▶ [EXTRAIT CITÉ]:
<<<<

Pour ce premier volet, l’approche se fait même presque néo-aristotélicienne, l’unité de temps s’interprétant ici quasiment comme unicité du temps. En effet, si Conrad ne limite pas sa diégèse à une journée, sachant bien qu’en 1651 déjà on annonçait « que l’on serait réduit à la fin à se dispenser de la règle des vingt-quatre heures » (Scarron 1651, p.184), il s’impose néanmoins une règle des quarante-huit heures, en cadrant son récit sur le retour de Dain Maroola 204 , ce qui est plus un assouplissement des thèses de Jean Chapelain 205 qu’une véritable contre-offensive.
Bien entendu, cela le conduit, comme ses aînés, non pas certes à utiliser un messager pour raconter ce qui n’est pas joué sur scène, mais à s’autoriser d’amples retours en arrière pour mieux situer les deux jours (« the last two days » (Conrad 1895a, p.148, l.12)) fatidiques d’Almayer. C’est là la version romanesque du multa tolle ex oculis (de ces événements nombreux qui ne se déroulent pas au moment où le lecteur a les personnages sous les yeux) et dont beaucoup d’écrivains font usage, du Scarron du Roman comique (1651 & 1657 : un unique séjour au Mans est informé du passé de chaque comédien de la troupe) au Saint-Exupéry de Pilote de guerre (1940 : une unique mission est informée de toutes les autres), voire au Louis Malle du Voleur (1967 : la seule nuit du cambriolage chez Me Vivonne est informée de toute la vie du héros de Darien), tant le cinéma suit de près le roman dans ce qu’on y appelle le flash back.

>>>>

▶ [DONNÉES FOURNIES]:
<<<<

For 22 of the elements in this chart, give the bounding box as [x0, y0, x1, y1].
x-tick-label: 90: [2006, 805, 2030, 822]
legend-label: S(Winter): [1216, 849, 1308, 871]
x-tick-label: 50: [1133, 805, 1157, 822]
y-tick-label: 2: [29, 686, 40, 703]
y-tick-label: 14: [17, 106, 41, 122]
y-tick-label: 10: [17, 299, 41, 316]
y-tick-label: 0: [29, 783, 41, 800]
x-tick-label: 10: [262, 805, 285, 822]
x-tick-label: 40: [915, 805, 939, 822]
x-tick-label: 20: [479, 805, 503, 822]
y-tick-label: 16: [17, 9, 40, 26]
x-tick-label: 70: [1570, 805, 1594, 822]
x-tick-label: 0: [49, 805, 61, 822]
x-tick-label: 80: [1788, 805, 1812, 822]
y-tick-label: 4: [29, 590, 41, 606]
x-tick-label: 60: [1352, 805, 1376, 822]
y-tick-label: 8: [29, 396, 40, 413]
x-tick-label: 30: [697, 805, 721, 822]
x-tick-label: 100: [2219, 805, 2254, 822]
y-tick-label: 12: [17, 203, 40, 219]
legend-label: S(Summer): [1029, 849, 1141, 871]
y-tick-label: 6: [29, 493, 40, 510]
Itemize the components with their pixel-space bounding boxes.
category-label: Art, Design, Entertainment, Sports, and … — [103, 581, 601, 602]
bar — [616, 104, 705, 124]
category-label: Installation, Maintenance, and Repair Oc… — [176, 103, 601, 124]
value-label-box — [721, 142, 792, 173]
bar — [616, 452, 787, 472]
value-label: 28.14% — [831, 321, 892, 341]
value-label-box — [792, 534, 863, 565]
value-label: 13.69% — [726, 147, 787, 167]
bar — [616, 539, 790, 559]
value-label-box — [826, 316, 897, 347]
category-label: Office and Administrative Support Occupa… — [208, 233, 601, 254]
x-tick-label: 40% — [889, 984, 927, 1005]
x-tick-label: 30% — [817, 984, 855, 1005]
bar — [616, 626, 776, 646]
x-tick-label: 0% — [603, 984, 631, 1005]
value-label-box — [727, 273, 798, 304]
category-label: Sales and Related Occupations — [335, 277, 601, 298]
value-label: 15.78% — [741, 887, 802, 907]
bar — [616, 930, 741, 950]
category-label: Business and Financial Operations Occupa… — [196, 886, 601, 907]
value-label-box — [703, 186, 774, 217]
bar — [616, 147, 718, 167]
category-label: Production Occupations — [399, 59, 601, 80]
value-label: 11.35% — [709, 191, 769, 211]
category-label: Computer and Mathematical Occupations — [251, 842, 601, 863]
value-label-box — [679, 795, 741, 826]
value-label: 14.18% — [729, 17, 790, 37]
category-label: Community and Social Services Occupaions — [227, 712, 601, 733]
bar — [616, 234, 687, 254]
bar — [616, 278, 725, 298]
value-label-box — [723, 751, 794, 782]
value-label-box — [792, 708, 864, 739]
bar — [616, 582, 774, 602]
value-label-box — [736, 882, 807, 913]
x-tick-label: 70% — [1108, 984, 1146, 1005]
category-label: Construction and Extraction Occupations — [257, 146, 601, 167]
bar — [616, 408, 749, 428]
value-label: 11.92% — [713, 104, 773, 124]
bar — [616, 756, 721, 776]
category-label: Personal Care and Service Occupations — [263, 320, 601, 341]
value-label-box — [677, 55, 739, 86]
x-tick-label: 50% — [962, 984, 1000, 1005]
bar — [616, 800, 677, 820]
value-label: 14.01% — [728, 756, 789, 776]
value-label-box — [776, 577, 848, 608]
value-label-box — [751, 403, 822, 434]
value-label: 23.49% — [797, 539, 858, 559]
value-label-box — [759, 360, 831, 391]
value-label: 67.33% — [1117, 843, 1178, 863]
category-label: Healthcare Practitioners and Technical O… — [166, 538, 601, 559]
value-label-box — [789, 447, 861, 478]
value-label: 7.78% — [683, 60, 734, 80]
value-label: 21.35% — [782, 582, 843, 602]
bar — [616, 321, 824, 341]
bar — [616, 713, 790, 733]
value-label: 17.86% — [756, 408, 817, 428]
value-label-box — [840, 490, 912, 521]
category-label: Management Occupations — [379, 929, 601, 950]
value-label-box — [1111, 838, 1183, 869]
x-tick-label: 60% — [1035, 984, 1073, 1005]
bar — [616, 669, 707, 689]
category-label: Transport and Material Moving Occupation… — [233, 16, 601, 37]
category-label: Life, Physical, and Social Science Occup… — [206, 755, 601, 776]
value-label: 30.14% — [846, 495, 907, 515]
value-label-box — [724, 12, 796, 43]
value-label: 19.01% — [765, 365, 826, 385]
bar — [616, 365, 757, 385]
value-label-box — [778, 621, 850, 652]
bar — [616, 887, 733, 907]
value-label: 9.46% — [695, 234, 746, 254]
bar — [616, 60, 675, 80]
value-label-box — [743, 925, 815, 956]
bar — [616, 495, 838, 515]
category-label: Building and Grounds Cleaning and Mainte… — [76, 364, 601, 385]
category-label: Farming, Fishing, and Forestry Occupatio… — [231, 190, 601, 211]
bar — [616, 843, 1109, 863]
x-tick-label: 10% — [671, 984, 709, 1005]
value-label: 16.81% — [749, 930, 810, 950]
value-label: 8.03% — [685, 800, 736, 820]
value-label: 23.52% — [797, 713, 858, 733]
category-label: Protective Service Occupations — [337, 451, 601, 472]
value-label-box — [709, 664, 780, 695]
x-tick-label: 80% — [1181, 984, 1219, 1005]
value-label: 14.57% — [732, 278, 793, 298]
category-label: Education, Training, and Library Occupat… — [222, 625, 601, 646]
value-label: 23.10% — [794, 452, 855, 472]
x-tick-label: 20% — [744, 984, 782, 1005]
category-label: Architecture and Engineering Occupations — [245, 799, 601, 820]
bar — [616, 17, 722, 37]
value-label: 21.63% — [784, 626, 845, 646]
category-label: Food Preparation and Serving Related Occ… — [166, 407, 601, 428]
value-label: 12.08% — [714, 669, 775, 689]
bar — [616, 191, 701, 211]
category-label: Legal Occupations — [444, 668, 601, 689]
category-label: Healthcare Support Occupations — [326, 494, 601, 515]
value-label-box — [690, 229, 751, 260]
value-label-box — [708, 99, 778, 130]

>>>>

▶ [CONSIGNES DES TÂCHES]:
1. Répondez aux questions suivantes à l'aide de l'extrait sur Conrad et l'unité de temps :
(a) Quelle règle de durée Conrad s'impose-t-il, et sur quel événement cadre-t-il son récit ?
(b) Quel film de Louis Malle est mentionné, et quelle nuit y est informée de toute la vie du héros ?
(c) Par quel terme désigne-t-on au cinéma le procédé des retours en arrière ?
2. Prolongez l'extrait sur Conrad et l'unité de temps à partir de sa dernière phrase.

▶ [RÉPONSES PAR TÂCHE]:
1.
(a) Une règle des quarante-huit heures ; il cadre son récit sur le retour de Dain Maroola.
(b) Le Voleur (1967) ; la seule nuit du cambriolage chez Me Vivonne.
(c) Le flash back.

2.
Or, le maintien de telles cohérences temporelles, malgré toutes les incidentes et les digressions qui les entravent, est précisément le problème majeur affronté par Almayer.
De la première nuit (celle du retour de Dain) à la seconde (celle où Nina quitte la maison d’Almayer), dix chapitres s’écoulent. Le chapitre XI conduit au matin suivant, soit à environ 36 heures de la première scène, tandis que la troisième nuit (celle qui suit le départ définitif de Nina, qui a quitté Sambir l’après-midi), après 48 heures donc, tombe au milieu du chapitre XII et dernier (« They slept on the river that night » (Conrad 1895a, p.147, l.29)), ne laissant plus qu’une dizaine de pages pour conclure.
« La règle des vingt-quatre heures avait été discutée par Chapelain en 1630 dans une lettre de réponse à Godeau. Cette exigence mit assez longtemps à s’imposer et ne triompha qu’après 1640. » (Giraud 1981, p.356, n.165)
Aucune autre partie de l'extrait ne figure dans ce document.